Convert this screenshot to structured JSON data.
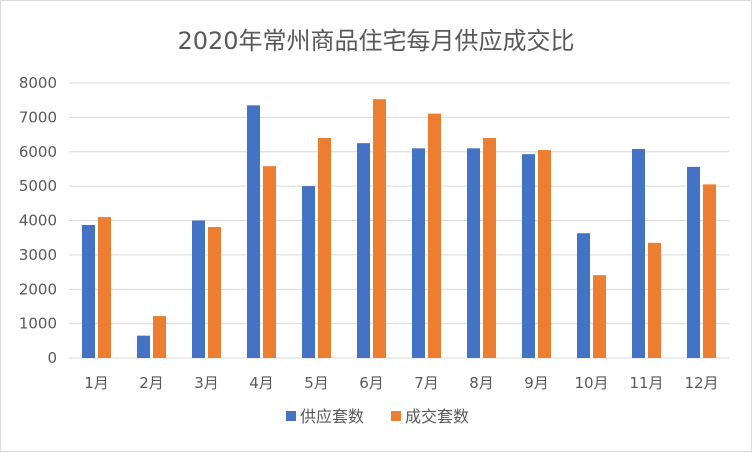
{
  "chart_data": {
    "type": "bar",
    "title": "2020年常州商品住宅每月供应成交比",
    "categories": [
      "1月",
      "2月",
      "3月",
      "4月",
      "5月",
      "6月",
      "7月",
      "8月",
      "9月",
      "10月",
      "11月",
      "12月"
    ],
    "series": [
      {
        "name": "供应套数",
        "color": "#4472c4",
        "values": [
          3870,
          650,
          4000,
          7350,
          5000,
          6250,
          6100,
          6100,
          5930,
          3630,
          6080,
          5560
        ]
      },
      {
        "name": "成交套数",
        "color": "#ed7d31",
        "values": [
          4100,
          1220,
          3810,
          5580,
          6400,
          7530,
          7110,
          6400,
          6050,
          2410,
          3350,
          5050
        ]
      }
    ],
    "ylim": [
      0,
      8000
    ],
    "yticks": [
      "0",
      "1000",
      "2000",
      "3000",
      "4000",
      "5000",
      "6000",
      "7000",
      "8000"
    ],
    "grid": true,
    "legend_position": "bottom"
  }
}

> Short problem:
Reproduce the records, all of them, word for word; omit the pictures.

> Solution to the problem:
Convert this screenshot to structured JSON data.
{
  "chart_data": {
    "type": "bar",
    "title": "2020年常州商品住宅每月供应成交比",
    "categories": [
      "1月",
      "2月",
      "3月",
      "4月",
      "5月",
      "6月",
      "7月",
      "8月",
      "9月",
      "10月",
      "11月",
      "12月"
    ],
    "series": [
      {
        "name": "供应套数",
        "color": "#4472c4",
        "values": [
          3870,
          650,
          4000,
          7350,
          5000,
          6250,
          6100,
          6100,
          5930,
          3630,
          6080,
          5560
        ]
      },
      {
        "name": "成交套数",
        "color": "#ed7d31",
        "values": [
          4100,
          1220,
          3810,
          5580,
          6400,
          7530,
          7110,
          6400,
          6050,
          2410,
          3350,
          5050
        ]
      }
    ],
    "ylim": [
      0,
      8000
    ],
    "yticks": [
      "0",
      "1000",
      "2000",
      "3000",
      "4000",
      "5000",
      "6000",
      "7000",
      "8000"
    ],
    "grid": true,
    "legend_position": "bottom"
  }
}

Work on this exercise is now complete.